* [REQUIRED WORK]: Find each line that has the string "object" and give the total, with nothing else.

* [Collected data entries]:

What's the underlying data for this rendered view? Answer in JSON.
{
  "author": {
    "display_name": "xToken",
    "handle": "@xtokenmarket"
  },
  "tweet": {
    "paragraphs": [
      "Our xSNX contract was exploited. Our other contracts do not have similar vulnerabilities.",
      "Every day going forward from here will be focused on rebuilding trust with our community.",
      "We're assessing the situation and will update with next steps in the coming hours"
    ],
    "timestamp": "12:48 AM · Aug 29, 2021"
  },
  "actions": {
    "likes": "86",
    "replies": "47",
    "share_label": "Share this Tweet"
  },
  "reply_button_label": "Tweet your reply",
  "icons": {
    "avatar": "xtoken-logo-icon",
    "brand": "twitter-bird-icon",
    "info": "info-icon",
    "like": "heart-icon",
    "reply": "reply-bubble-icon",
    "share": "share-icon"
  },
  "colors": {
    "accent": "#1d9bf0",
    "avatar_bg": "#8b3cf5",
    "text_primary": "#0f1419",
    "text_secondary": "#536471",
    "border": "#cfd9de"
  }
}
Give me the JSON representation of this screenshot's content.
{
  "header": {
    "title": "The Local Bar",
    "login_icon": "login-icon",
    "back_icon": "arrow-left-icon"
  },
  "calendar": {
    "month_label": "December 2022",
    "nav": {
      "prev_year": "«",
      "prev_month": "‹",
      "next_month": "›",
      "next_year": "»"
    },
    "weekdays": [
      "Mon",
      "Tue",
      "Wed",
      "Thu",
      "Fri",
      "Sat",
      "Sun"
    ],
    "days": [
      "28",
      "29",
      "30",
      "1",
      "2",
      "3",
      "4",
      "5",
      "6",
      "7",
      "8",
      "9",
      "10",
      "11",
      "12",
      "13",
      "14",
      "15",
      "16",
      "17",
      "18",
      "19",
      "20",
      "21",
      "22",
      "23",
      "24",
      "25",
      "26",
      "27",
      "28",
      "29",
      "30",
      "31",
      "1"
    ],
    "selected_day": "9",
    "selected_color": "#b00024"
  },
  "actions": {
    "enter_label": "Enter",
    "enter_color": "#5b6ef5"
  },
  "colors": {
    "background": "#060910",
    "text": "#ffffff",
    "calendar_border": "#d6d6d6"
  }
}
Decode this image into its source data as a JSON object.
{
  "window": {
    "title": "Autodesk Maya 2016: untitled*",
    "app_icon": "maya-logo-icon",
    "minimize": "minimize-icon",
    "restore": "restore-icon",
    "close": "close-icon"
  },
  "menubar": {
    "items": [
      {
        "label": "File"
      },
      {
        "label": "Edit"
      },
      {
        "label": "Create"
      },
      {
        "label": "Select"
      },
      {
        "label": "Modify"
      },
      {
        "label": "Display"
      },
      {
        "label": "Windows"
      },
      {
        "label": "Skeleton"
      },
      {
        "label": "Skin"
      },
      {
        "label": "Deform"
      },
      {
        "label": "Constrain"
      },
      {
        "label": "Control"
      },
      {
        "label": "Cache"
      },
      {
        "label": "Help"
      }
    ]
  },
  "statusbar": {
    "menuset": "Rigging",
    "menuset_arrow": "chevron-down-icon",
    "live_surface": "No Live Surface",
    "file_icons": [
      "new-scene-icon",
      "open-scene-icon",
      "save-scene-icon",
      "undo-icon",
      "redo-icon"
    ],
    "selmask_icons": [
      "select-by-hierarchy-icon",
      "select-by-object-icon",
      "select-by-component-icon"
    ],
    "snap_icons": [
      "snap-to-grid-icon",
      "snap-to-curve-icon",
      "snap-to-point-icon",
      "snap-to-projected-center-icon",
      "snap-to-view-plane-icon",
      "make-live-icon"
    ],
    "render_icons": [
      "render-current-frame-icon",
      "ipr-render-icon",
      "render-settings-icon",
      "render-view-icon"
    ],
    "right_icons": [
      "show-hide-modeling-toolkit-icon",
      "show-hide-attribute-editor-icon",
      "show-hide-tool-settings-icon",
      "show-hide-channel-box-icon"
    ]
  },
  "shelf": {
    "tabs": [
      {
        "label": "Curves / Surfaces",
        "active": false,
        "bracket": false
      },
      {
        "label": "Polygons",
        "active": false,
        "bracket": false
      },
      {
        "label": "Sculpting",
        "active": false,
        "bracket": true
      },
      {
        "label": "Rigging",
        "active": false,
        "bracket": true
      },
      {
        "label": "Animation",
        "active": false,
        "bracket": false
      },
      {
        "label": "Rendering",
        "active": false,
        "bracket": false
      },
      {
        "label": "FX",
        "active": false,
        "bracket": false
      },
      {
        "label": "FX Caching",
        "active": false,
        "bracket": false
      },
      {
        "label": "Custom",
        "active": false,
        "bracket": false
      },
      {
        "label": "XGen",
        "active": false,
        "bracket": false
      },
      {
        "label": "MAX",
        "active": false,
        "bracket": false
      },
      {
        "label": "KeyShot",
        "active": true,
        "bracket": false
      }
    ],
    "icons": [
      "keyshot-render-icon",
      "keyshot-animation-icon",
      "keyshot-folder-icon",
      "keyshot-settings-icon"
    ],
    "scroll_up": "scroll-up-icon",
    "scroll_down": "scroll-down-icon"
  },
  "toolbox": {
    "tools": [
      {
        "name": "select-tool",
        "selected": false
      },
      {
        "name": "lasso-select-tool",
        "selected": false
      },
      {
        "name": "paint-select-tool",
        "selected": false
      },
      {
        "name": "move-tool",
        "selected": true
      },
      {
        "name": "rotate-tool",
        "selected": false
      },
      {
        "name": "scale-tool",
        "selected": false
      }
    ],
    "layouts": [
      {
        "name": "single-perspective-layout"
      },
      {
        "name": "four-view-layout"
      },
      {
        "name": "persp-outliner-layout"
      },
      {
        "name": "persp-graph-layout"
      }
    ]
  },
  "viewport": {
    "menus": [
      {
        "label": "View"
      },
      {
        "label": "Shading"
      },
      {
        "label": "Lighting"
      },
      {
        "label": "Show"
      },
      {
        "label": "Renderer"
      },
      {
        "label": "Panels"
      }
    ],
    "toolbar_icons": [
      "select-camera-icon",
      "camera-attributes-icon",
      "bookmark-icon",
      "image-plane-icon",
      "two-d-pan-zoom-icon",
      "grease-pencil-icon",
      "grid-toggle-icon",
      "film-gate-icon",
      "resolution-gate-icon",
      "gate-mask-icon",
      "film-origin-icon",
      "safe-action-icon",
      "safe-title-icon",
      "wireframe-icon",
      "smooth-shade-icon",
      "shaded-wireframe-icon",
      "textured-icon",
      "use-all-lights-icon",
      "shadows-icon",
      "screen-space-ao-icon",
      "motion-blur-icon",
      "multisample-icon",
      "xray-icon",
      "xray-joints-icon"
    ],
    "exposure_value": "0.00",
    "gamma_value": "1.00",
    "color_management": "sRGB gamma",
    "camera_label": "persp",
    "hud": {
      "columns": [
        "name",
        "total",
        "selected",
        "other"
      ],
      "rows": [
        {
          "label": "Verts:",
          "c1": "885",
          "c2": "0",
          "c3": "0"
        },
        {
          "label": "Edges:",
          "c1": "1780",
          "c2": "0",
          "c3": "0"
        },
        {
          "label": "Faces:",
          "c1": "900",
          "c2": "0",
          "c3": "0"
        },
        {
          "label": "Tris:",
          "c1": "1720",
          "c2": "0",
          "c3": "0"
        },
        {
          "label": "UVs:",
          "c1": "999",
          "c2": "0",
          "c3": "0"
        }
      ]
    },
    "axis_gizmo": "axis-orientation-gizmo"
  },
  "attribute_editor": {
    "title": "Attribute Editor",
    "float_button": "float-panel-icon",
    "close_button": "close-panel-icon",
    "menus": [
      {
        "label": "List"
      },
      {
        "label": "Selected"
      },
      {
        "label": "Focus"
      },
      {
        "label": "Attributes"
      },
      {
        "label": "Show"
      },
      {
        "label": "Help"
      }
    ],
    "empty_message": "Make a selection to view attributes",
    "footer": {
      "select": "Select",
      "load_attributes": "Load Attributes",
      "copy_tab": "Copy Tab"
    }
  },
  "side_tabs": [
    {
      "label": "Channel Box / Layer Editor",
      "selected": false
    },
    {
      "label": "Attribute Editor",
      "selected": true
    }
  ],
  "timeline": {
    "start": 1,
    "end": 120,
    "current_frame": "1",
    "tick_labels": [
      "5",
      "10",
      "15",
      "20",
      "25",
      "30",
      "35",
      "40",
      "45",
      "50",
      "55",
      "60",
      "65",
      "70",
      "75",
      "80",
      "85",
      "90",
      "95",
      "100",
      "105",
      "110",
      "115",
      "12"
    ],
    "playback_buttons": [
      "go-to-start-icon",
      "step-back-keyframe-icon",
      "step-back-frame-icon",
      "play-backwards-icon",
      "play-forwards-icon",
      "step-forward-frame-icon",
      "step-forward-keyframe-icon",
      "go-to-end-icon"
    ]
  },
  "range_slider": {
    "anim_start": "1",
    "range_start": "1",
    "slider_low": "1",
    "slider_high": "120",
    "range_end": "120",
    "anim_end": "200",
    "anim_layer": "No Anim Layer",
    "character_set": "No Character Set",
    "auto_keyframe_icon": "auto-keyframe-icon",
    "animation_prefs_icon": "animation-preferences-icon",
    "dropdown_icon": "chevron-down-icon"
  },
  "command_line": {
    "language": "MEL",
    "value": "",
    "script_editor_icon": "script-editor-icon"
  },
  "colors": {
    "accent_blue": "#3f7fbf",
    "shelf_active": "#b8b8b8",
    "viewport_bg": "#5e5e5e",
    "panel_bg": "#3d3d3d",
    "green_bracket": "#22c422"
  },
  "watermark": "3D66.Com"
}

* [THE COMPLETED TASK]: 2